● **Exercise directions**
Your task is to copy the listing exactly, with the pictures left out.

━━━━━ Given records ━━━━━

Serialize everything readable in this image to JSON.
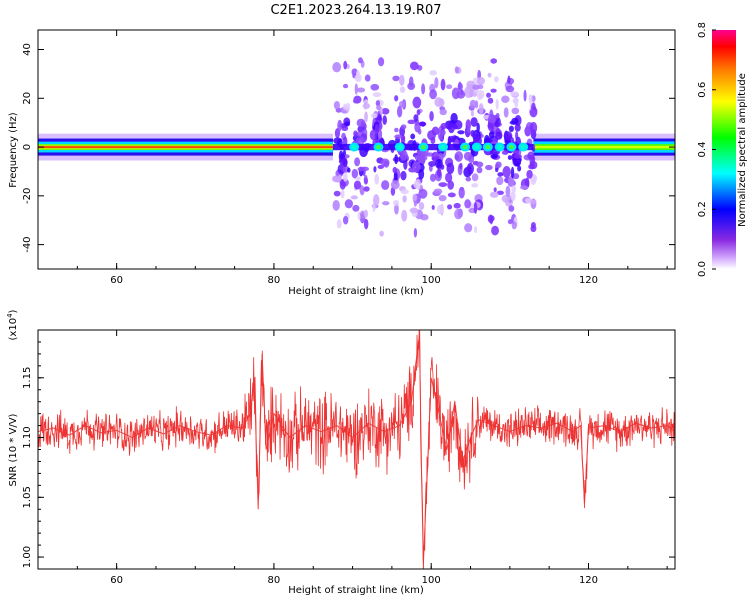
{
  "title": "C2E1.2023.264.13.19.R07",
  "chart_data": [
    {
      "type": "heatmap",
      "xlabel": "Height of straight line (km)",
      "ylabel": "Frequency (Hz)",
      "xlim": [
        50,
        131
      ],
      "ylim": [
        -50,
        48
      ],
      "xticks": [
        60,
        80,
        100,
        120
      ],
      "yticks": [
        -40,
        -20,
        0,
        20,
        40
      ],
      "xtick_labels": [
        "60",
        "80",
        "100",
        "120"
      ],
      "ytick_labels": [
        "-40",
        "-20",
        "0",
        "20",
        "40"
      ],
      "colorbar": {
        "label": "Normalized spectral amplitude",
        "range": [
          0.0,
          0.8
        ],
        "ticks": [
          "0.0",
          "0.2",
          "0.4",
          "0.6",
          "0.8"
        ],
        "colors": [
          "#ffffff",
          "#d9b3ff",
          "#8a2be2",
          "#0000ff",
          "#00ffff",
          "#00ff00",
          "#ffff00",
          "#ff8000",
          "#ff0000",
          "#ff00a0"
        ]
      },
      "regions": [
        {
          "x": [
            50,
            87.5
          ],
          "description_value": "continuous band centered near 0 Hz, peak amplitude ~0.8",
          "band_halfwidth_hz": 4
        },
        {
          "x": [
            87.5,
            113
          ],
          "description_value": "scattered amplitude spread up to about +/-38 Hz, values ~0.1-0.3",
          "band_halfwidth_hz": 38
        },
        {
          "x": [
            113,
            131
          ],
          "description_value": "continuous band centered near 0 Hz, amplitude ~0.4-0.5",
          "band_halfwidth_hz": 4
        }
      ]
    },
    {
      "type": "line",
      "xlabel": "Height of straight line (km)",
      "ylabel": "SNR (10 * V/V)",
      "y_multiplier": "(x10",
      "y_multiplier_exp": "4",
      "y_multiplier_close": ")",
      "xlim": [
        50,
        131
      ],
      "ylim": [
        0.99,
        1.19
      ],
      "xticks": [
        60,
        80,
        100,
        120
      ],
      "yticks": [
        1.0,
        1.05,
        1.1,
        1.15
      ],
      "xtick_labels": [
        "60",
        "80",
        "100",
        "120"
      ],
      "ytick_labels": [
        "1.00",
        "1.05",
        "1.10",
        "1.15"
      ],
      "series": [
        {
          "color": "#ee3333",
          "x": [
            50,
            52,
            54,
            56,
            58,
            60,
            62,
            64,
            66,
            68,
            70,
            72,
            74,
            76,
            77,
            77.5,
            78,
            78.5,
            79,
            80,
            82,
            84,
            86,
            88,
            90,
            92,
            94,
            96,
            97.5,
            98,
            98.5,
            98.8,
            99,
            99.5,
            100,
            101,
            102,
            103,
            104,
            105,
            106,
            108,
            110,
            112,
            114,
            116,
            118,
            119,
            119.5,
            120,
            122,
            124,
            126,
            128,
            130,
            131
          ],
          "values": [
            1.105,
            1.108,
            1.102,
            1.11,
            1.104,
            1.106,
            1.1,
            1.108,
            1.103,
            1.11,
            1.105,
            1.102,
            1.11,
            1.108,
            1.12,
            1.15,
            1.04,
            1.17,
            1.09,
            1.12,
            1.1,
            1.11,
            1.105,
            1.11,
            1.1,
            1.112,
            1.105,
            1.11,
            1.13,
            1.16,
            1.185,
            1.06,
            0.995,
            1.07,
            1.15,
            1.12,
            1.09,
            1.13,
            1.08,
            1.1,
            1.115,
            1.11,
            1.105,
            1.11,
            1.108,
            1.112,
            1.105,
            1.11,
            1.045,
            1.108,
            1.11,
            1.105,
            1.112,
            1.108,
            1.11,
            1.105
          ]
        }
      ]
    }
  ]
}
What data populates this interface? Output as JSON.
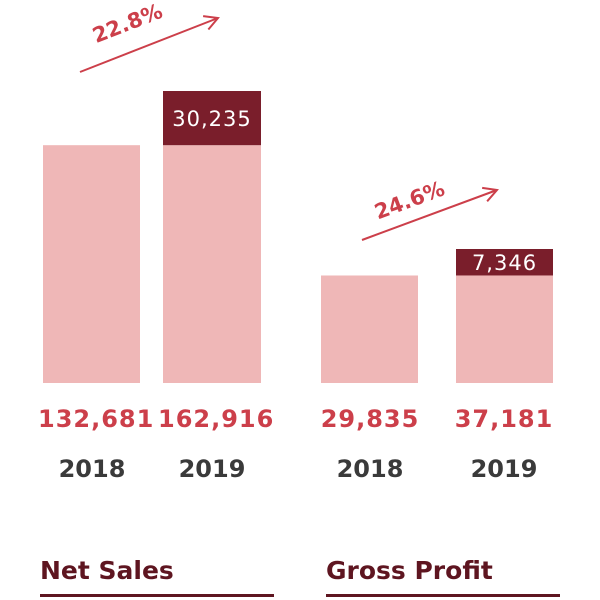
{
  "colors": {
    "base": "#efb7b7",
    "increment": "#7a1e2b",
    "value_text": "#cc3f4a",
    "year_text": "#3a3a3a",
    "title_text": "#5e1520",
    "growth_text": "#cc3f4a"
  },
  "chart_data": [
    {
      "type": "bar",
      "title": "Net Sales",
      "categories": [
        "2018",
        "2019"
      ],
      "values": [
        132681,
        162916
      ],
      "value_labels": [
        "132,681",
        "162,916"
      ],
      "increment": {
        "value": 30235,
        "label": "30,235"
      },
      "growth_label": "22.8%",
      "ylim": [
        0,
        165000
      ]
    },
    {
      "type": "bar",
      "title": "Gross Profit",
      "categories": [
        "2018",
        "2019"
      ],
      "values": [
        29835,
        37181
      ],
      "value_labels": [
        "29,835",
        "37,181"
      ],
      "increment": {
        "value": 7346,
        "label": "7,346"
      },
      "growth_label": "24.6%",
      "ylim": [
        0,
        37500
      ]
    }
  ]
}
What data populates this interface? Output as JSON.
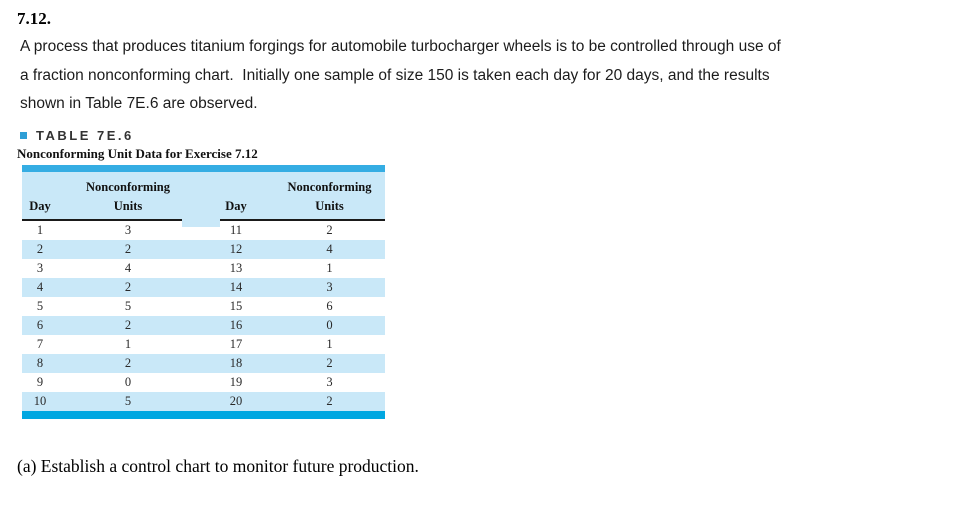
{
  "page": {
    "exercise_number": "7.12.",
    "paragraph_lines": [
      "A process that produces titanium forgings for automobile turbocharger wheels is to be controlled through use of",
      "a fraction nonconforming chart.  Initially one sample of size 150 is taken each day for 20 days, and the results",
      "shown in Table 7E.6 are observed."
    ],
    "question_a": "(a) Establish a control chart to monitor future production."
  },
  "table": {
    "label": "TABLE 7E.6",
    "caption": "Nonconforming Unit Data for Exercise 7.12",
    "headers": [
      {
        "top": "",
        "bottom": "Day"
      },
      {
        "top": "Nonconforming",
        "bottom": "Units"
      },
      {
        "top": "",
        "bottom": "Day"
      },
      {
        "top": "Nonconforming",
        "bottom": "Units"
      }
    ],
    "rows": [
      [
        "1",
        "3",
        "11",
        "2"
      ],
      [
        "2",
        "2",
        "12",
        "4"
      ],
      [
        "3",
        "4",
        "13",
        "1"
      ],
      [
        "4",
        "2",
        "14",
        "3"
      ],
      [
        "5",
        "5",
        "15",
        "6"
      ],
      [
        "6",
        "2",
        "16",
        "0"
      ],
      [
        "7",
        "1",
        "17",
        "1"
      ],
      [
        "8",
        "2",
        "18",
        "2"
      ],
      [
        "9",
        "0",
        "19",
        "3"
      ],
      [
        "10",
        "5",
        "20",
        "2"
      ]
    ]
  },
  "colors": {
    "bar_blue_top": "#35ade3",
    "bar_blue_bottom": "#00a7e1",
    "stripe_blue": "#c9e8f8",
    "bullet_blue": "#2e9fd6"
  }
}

━━━━━

● **Solution to this exercise**
Serialize everything readable in this image to JSON.
{
  "title": "C2E1.2023.264.13.19.R07",
  "chart_data": [
    {
      "type": "heatmap",
      "xlabel": "Height of straight line (km)",
      "ylabel": "Frequency (Hz)",
      "xlim": [
        50,
        131
      ],
      "ylim": [
        -50,
        48
      ],
      "xticks": [
        60,
        80,
        100,
        120
      ],
      "yticks": [
        -40,
        -20,
        0,
        20,
        40
      ],
      "xtick_labels": [
        "60",
        "80",
        "100",
        "120"
      ],
      "ytick_labels": [
        "-40",
        "-20",
        "0",
        "20",
        "40"
      ],
      "colorbar": {
        "label": "Normalized spectral amplitude",
        "range": [
          0.0,
          0.8
        ],
        "ticks": [
          "0.0",
          "0.2",
          "0.4",
          "0.6",
          "0.8"
        ],
        "colors": [
          "#ffffff",
          "#d9b3ff",
          "#8a2be2",
          "#0000ff",
          "#00ffff",
          "#00ff00",
          "#ffff00",
          "#ff8000",
          "#ff0000",
          "#ff00a0"
        ]
      },
      "regions": [
        {
          "x": [
            50,
            87.5
          ],
          "description_value": "continuous band centered near 0 Hz, peak amplitude ~0.8",
          "band_halfwidth_hz": 4
        },
        {
          "x": [
            87.5,
            113
          ],
          "description_value": "scattered amplitude spread up to about +/-38 Hz, values ~0.1-0.3",
          "band_halfwidth_hz": 38
        },
        {
          "x": [
            113,
            131
          ],
          "description_value": "continuous band centered near 0 Hz, amplitude ~0.4-0.5",
          "band_halfwidth_hz": 4
        }
      ]
    },
    {
      "type": "line",
      "xlabel": "Height of straight line (km)",
      "ylabel": "SNR (10 * V/V)",
      "y_multiplier": "(x10",
      "y_multiplier_exp": "4",
      "y_multiplier_close": ")",
      "xlim": [
        50,
        131
      ],
      "ylim": [
        0.99,
        1.19
      ],
      "xticks": [
        60,
        80,
        100,
        120
      ],
      "yticks": [
        1.0,
        1.05,
        1.1,
        1.15
      ],
      "xtick_labels": [
        "60",
        "80",
        "100",
        "120"
      ],
      "ytick_labels": [
        "1.00",
        "1.05",
        "1.10",
        "1.15"
      ],
      "series": [
        {
          "color": "#ee3333",
          "x": [
            50,
            52,
            54,
            56,
            58,
            60,
            62,
            64,
            66,
            68,
            70,
            72,
            74,
            76,
            77,
            77.5,
            78,
            78.5,
            79,
            80,
            82,
            84,
            86,
            88,
            90,
            92,
            94,
            96,
            97.5,
            98,
            98.5,
            98.8,
            99,
            99.5,
            100,
            101,
            102,
            103,
            104,
            105,
            106,
            108,
            110,
            112,
            114,
            116,
            118,
            119,
            119.5,
            120,
            122,
            124,
            126,
            128,
            130,
            131
          ],
          "values": [
            1.105,
            1.108,
            1.102,
            1.11,
            1.104,
            1.106,
            1.1,
            1.108,
            1.103,
            1.11,
            1.105,
            1.102,
            1.11,
            1.108,
            1.12,
            1.15,
            1.04,
            1.17,
            1.09,
            1.12,
            1.1,
            1.11,
            1.105,
            1.11,
            1.1,
            1.112,
            1.105,
            1.11,
            1.13,
            1.16,
            1.185,
            1.06,
            0.995,
            1.07,
            1.15,
            1.12,
            1.09,
            1.13,
            1.08,
            1.1,
            1.115,
            1.11,
            1.105,
            1.11,
            1.108,
            1.112,
            1.105,
            1.11,
            1.045,
            1.108,
            1.11,
            1.105,
            1.112,
            1.108,
            1.11,
            1.105
          ]
        }
      ]
    }
  ]
}
What data populates this interface? Output as JSON.
{
  "colors": {
    "base": "#efb7b7",
    "increment": "#7a1e2b",
    "value_text": "#cc3f4a",
    "year_text": "#3a3a3a",
    "title_text": "#5e1520",
    "growth_text": "#cc3f4a"
  },
  "chart_data": [
    {
      "type": "bar",
      "title": "Net Sales",
      "categories": [
        "2018",
        "2019"
      ],
      "values": [
        132681,
        162916
      ],
      "value_labels": [
        "132,681",
        "162,916"
      ],
      "increment": {
        "value": 30235,
        "label": "30,235"
      },
      "growth_label": "22.8%",
      "ylim": [
        0,
        165000
      ]
    },
    {
      "type": "bar",
      "title": "Gross Profit",
      "categories": [
        "2018",
        "2019"
      ],
      "values": [
        29835,
        37181
      ],
      "value_labels": [
        "29,835",
        "37,181"
      ],
      "increment": {
        "value": 7346,
        "label": "7,346"
      },
      "growth_label": "24.6%",
      "ylim": [
        0,
        37500
      ]
    }
  ]
}
What data populates this interface? Output as JSON.
{
  "page": {
    "exercise_number": "7.12.",
    "paragraph_lines": [
      "A process that produces titanium forgings for automobile turbocharger wheels is to be controlled through use of",
      "a fraction nonconforming chart.  Initially one sample of size 150 is taken each day for 20 days, and the results",
      "shown in Table 7E.6 are observed."
    ],
    "question_a": "(a) Establish a control chart to monitor future production."
  },
  "table": {
    "label": "TABLE 7E.6",
    "caption": "Nonconforming Unit Data for Exercise 7.12",
    "headers": [
      {
        "top": "",
        "bottom": "Day"
      },
      {
        "top": "Nonconforming",
        "bottom": "Units"
      },
      {
        "top": "",
        "bottom": "Day"
      },
      {
        "top": "Nonconforming",
        "bottom": "Units"
      }
    ],
    "rows": [
      [
        "1",
        "3",
        "11",
        "2"
      ],
      [
        "2",
        "2",
        "12",
        "4"
      ],
      [
        "3",
        "4",
        "13",
        "1"
      ],
      [
        "4",
        "2",
        "14",
        "3"
      ],
      [
        "5",
        "5",
        "15",
        "6"
      ],
      [
        "6",
        "2",
        "16",
        "0"
      ],
      [
        "7",
        "1",
        "17",
        "1"
      ],
      [
        "8",
        "2",
        "18",
        "2"
      ],
      [
        "9",
        "0",
        "19",
        "3"
      ],
      [
        "10",
        "5",
        "20",
        "2"
      ]
    ]
  },
  "colors": {
    "bar_blue_top": "#35ade3",
    "bar_blue_bottom": "#00a7e1",
    "stripe_blue": "#c9e8f8",
    "bullet_blue": "#2e9fd6"
  }
}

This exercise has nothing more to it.